#### Given data

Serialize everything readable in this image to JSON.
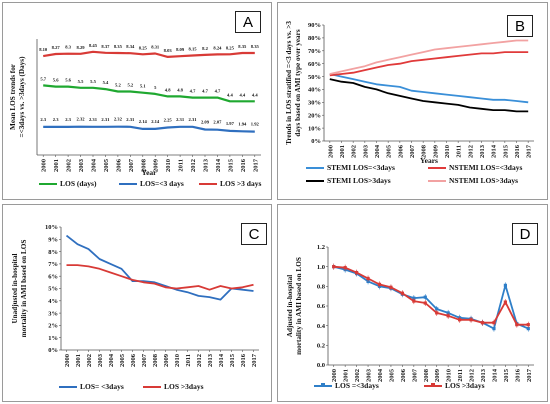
{
  "panels": {
    "A": {
      "label": "A"
    },
    "B": {
      "label": "B"
    },
    "C": {
      "label": "C"
    },
    "D": {
      "label": "D"
    }
  },
  "chart_data": [
    {
      "id": "A",
      "type": "line",
      "xlabel": "Year",
      "ylabel": "Mean LOS trends for =<3days vs. >3days (Days)",
      "x": [
        "2000",
        "2001",
        "2002",
        "2003",
        "2004",
        "2005",
        "2006",
        "2007",
        "2008",
        "2009",
        "2010",
        "2011",
        "2012",
        "2013",
        "2014",
        "2015",
        "2016",
        "2017"
      ],
      "ylim": [
        0,
        9.5
      ],
      "grid": false,
      "legend": "bottom",
      "series": [
        {
          "name": "LOS (days)",
          "color": "#1fa830",
          "values": [
            5.7,
            5.6,
            5.6,
            5.5,
            5.5,
            5.4,
            5.2,
            5.2,
            5.1,
            5.0,
            4.8,
            4.8,
            4.7,
            4.7,
            4.7,
            4.4,
            4.4,
            4.4
          ],
          "labels": [
            "5.7",
            "5.6",
            "5.6",
            "5.5",
            "5.5",
            "5.4",
            "5.2",
            "5.2",
            "5.1",
            "5",
            "4.8",
            "4.8",
            "4.7",
            "4.7",
            "4.7",
            "4.4",
            "4.4",
            "4.4"
          ]
        },
        {
          "name": "LOS=<3 days",
          "color": "#2f6fbf",
          "values": [
            2.3,
            2.3,
            2.3,
            2.32,
            2.31,
            2.31,
            2.32,
            2.31,
            2.14,
            2.14,
            2.25,
            2.31,
            2.31,
            2.09,
            2.07,
            1.97,
            1.94,
            1.92
          ],
          "labels": [
            "2.3",
            "2.3",
            "2.3",
            "2.32",
            "2.31",
            "2.31",
            "2.32",
            "2.31",
            "2.14",
            "2.14",
            "2.25",
            "2.31",
            "2.31",
            "2.09",
            "2.07",
            "1.97",
            "1.94",
            "1.92"
          ]
        },
        {
          "name": "LOS >3 days",
          "color": "#d83a36",
          "values": [
            8.1,
            8.27,
            8.3,
            8.29,
            8.45,
            8.37,
            8.35,
            8.34,
            8.25,
            8.31,
            8.03,
            8.09,
            8.15,
            8.2,
            8.24,
            8.25,
            8.35,
            8.35
          ],
          "labels": [
            "8.10",
            "8.27",
            "8.3",
            "8.29",
            "8.45",
            "8.37",
            "8.35",
            "8.34",
            "8.25",
            "8.31",
            "8.03",
            "8.09",
            "8.15",
            "8.2",
            "8.24",
            "8.25",
            "8.35",
            "8.35"
          ]
        }
      ]
    },
    {
      "id": "B",
      "type": "line",
      "xlabel": "Years",
      "ylabel": "Trends in LOS stratified =<3 days vs. >3 days based on AMI type over years",
      "x": [
        "2000",
        "2001",
        "2002",
        "2003",
        "2004",
        "2005",
        "2006",
        "2007",
        "2008",
        "2009",
        "2010",
        "2011",
        "2012",
        "2013",
        "2014",
        "2015",
        "2016",
        "2017"
      ],
      "yticks": [
        "0%",
        "10%",
        "20%",
        "30%",
        "40%",
        "50%",
        "60%",
        "70%",
        "80%",
        "90%"
      ],
      "ylim": [
        0,
        90
      ],
      "grid": false,
      "legend": "bottom",
      "series": [
        {
          "name": "STEMI LOS=<3days",
          "color": "#3a8fd8",
          "values": [
            52,
            50,
            48,
            46,
            44,
            43,
            42,
            39,
            38,
            37,
            36,
            35,
            34,
            33,
            32,
            32,
            31,
            30
          ]
        },
        {
          "name": "NSTEMI LOS=<3days",
          "color": "#e03a3a",
          "values": [
            51,
            52,
            53,
            55,
            57,
            59,
            60,
            62,
            63,
            64,
            65,
            66,
            67,
            68,
            68,
            69,
            69,
            69
          ]
        },
        {
          "name": "STEMI LOS>3days",
          "color": "#000000",
          "values": [
            48,
            46,
            45,
            42,
            40,
            37,
            35,
            33,
            31,
            30,
            29,
            28,
            26,
            25,
            24,
            24,
            23,
            23
          ]
        },
        {
          "name": "NSTEMI LOS>3days",
          "color": "#f2a2a2",
          "values": [
            52,
            54,
            56,
            58,
            61,
            63,
            65,
            67,
            69,
            71,
            72,
            73,
            74,
            75,
            76,
            77,
            78,
            78
          ]
        }
      ]
    },
    {
      "id": "C",
      "type": "line",
      "ylabel": "Unadjusted in-hospital mortality in AMI based on LOS",
      "x": [
        "2000",
        "2001",
        "2002",
        "2003",
        "2004",
        "2005",
        "2006",
        "2007",
        "2008",
        "2009",
        "2010",
        "2011",
        "2012",
        "2013",
        "2014",
        "2015",
        "2016",
        "2017"
      ],
      "yticks": [
        "0%",
        "1%",
        "2%",
        "3%",
        "4%",
        "5%",
        "6%",
        "7%",
        "8%",
        "9%",
        "10%"
      ],
      "ylim": [
        0,
        10
      ],
      "grid": false,
      "legend": "bottom",
      "series": [
        {
          "name": "LOS= <3days",
          "color": "#2f6fbf",
          "values": [
            9.3,
            8.6,
            8.2,
            7.4,
            7.0,
            6.6,
            5.6,
            5.6,
            5.5,
            5.2,
            4.9,
            4.7,
            4.4,
            4.3,
            4.1,
            5.0,
            4.9,
            4.8
          ]
        },
        {
          "name": "LOS >3days",
          "color": "#d83a36",
          "values": [
            6.9,
            6.9,
            6.8,
            6.6,
            6.3,
            6.0,
            5.7,
            5.5,
            5.4,
            5.1,
            5.0,
            5.1,
            5.2,
            4.9,
            5.2,
            5.0,
            5.1,
            5.3
          ]
        }
      ]
    },
    {
      "id": "D",
      "type": "line",
      "ylabel": "Adjusted in-hospital mortality in AMI based on LOS",
      "x": [
        "2000",
        "2001",
        "2002",
        "2003",
        "2004",
        "2005",
        "2006",
        "2007",
        "2008",
        "2009",
        "2010",
        "2011",
        "2012",
        "2013",
        "2014",
        "2015",
        "2016",
        "2017"
      ],
      "yticks": [
        "0.0",
        "0.2",
        "0.4",
        "0.6",
        "0.8",
        "1.0",
        "1.2"
      ],
      "ylim": [
        0,
        1.2
      ],
      "grid": false,
      "legend": "bottom",
      "series": [
        {
          "name": "LOS =<3days",
          "color": "#2f7fc8",
          "values": [
            1.0,
            0.97,
            0.93,
            0.85,
            0.8,
            0.78,
            0.72,
            0.68,
            0.69,
            0.57,
            0.53,
            0.48,
            0.47,
            0.43,
            0.37,
            0.81,
            0.42,
            0.37
          ]
        },
        {
          "name": "LOS >3days",
          "color": "#d83a36",
          "values": [
            1.0,
            0.99,
            0.94,
            0.88,
            0.82,
            0.79,
            0.73,
            0.65,
            0.63,
            0.53,
            0.5,
            0.46,
            0.46,
            0.43,
            0.43,
            0.64,
            0.41,
            0.41
          ]
        }
      ]
    }
  ]
}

########

■ The exercise
Transcribe all of the entries word for word, but skip any pictures they contain.

■ Completed task
Serialize everything readable in this image to JSON.
{
  "panels": {
    "A": {
      "label": "A"
    },
    "B": {
      "label": "B"
    },
    "C": {
      "label": "C"
    },
    "D": {
      "label": "D"
    }
  },
  "chart_data": [
    {
      "id": "A",
      "type": "line",
      "xlabel": "Year",
      "ylabel": "Mean LOS trends for =<3days vs. >3days (Days)",
      "x": [
        "2000",
        "2001",
        "2002",
        "2003",
        "2004",
        "2005",
        "2006",
        "2007",
        "2008",
        "2009",
        "2010",
        "2011",
        "2012",
        "2013",
        "2014",
        "2015",
        "2016",
        "2017"
      ],
      "ylim": [
        0,
        9.5
      ],
      "grid": false,
      "legend": "bottom",
      "series": [
        {
          "name": "LOS (days)",
          "color": "#1fa830",
          "values": [
            5.7,
            5.6,
            5.6,
            5.5,
            5.5,
            5.4,
            5.2,
            5.2,
            5.1,
            5.0,
            4.8,
            4.8,
            4.7,
            4.7,
            4.7,
            4.4,
            4.4,
            4.4
          ],
          "labels": [
            "5.7",
            "5.6",
            "5.6",
            "5.5",
            "5.5",
            "5.4",
            "5.2",
            "5.2",
            "5.1",
            "5",
            "4.8",
            "4.8",
            "4.7",
            "4.7",
            "4.7",
            "4.4",
            "4.4",
            "4.4"
          ]
        },
        {
          "name": "LOS=<3 days",
          "color": "#2f6fbf",
          "values": [
            2.3,
            2.3,
            2.3,
            2.32,
            2.31,
            2.31,
            2.32,
            2.31,
            2.14,
            2.14,
            2.25,
            2.31,
            2.31,
            2.09,
            2.07,
            1.97,
            1.94,
            1.92
          ],
          "labels": [
            "2.3",
            "2.3",
            "2.3",
            "2.32",
            "2.31",
            "2.31",
            "2.32",
            "2.31",
            "2.14",
            "2.14",
            "2.25",
            "2.31",
            "2.31",
            "2.09",
            "2.07",
            "1.97",
            "1.94",
            "1.92"
          ]
        },
        {
          "name": "LOS >3 days",
          "color": "#d83a36",
          "values": [
            8.1,
            8.27,
            8.3,
            8.29,
            8.45,
            8.37,
            8.35,
            8.34,
            8.25,
            8.31,
            8.03,
            8.09,
            8.15,
            8.2,
            8.24,
            8.25,
            8.35,
            8.35
          ],
          "labels": [
            "8.10",
            "8.27",
            "8.3",
            "8.29",
            "8.45",
            "8.37",
            "8.35",
            "8.34",
            "8.25",
            "8.31",
            "8.03",
            "8.09",
            "8.15",
            "8.2",
            "8.24",
            "8.25",
            "8.35",
            "8.35"
          ]
        }
      ]
    },
    {
      "id": "B",
      "type": "line",
      "xlabel": "Years",
      "ylabel": "Trends in LOS stratified =<3 days vs. >3 days based on AMI type over years",
      "x": [
        "2000",
        "2001",
        "2002",
        "2003",
        "2004",
        "2005",
        "2006",
        "2007",
        "2008",
        "2009",
        "2010",
        "2011",
        "2012",
        "2013",
        "2014",
        "2015",
        "2016",
        "2017"
      ],
      "yticks": [
        "0%",
        "10%",
        "20%",
        "30%",
        "40%",
        "50%",
        "60%",
        "70%",
        "80%",
        "90%"
      ],
      "ylim": [
        0,
        90
      ],
      "grid": false,
      "legend": "bottom",
      "series": [
        {
          "name": "STEMI LOS=<3days",
          "color": "#3a8fd8",
          "values": [
            52,
            50,
            48,
            46,
            44,
            43,
            42,
            39,
            38,
            37,
            36,
            35,
            34,
            33,
            32,
            32,
            31,
            30
          ]
        },
        {
          "name": "NSTEMI LOS=<3days",
          "color": "#e03a3a",
          "values": [
            51,
            52,
            53,
            55,
            57,
            59,
            60,
            62,
            63,
            64,
            65,
            66,
            67,
            68,
            68,
            69,
            69,
            69
          ]
        },
        {
          "name": "STEMI LOS>3days",
          "color": "#000000",
          "values": [
            48,
            46,
            45,
            42,
            40,
            37,
            35,
            33,
            31,
            30,
            29,
            28,
            26,
            25,
            24,
            24,
            23,
            23
          ]
        },
        {
          "name": "NSTEMI LOS>3days",
          "color": "#f2a2a2",
          "values": [
            52,
            54,
            56,
            58,
            61,
            63,
            65,
            67,
            69,
            71,
            72,
            73,
            74,
            75,
            76,
            77,
            78,
            78
          ]
        }
      ]
    },
    {
      "id": "C",
      "type": "line",
      "ylabel": "Unadjusted in-hospital mortality in AMI based on LOS",
      "x": [
        "2000",
        "2001",
        "2002",
        "2003",
        "2004",
        "2005",
        "2006",
        "2007",
        "2008",
        "2009",
        "2010",
        "2011",
        "2012",
        "2013",
        "2014",
        "2015",
        "2016",
        "2017"
      ],
      "yticks": [
        "0%",
        "1%",
        "2%",
        "3%",
        "4%",
        "5%",
        "6%",
        "7%",
        "8%",
        "9%",
        "10%"
      ],
      "ylim": [
        0,
        10
      ],
      "grid": false,
      "legend": "bottom",
      "series": [
        {
          "name": "LOS= <3days",
          "color": "#2f6fbf",
          "values": [
            9.3,
            8.6,
            8.2,
            7.4,
            7.0,
            6.6,
            5.6,
            5.6,
            5.5,
            5.2,
            4.9,
            4.7,
            4.4,
            4.3,
            4.1,
            5.0,
            4.9,
            4.8
          ]
        },
        {
          "name": "LOS >3days",
          "color": "#d83a36",
          "values": [
            6.9,
            6.9,
            6.8,
            6.6,
            6.3,
            6.0,
            5.7,
            5.5,
            5.4,
            5.1,
            5.0,
            5.1,
            5.2,
            4.9,
            5.2,
            5.0,
            5.1,
            5.3
          ]
        }
      ]
    },
    {
      "id": "D",
      "type": "line",
      "ylabel": "Adjusted in-hospital mortality in AMI based on LOS",
      "x": [
        "2000",
        "2001",
        "2002",
        "2003",
        "2004",
        "2005",
        "2006",
        "2007",
        "2008",
        "2009",
        "2010",
        "2011",
        "2012",
        "2013",
        "2014",
        "2015",
        "2016",
        "2017"
      ],
      "yticks": [
        "0.0",
        "0.2",
        "0.4",
        "0.6",
        "0.8",
        "1.0",
        "1.2"
      ],
      "ylim": [
        0,
        1.2
      ],
      "grid": false,
      "legend": "bottom",
      "series": [
        {
          "name": "LOS =<3days",
          "color": "#2f7fc8",
          "values": [
            1.0,
            0.97,
            0.93,
            0.85,
            0.8,
            0.78,
            0.72,
            0.68,
            0.69,
            0.57,
            0.53,
            0.48,
            0.47,
            0.43,
            0.37,
            0.81,
            0.42,
            0.37
          ]
        },
        {
          "name": "LOS >3days",
          "color": "#d83a36",
          "values": [
            1.0,
            0.99,
            0.94,
            0.88,
            0.82,
            0.79,
            0.73,
            0.65,
            0.63,
            0.53,
            0.5,
            0.46,
            0.46,
            0.43,
            0.43,
            0.64,
            0.41,
            0.41
          ]
        }
      ]
    }
  ]
}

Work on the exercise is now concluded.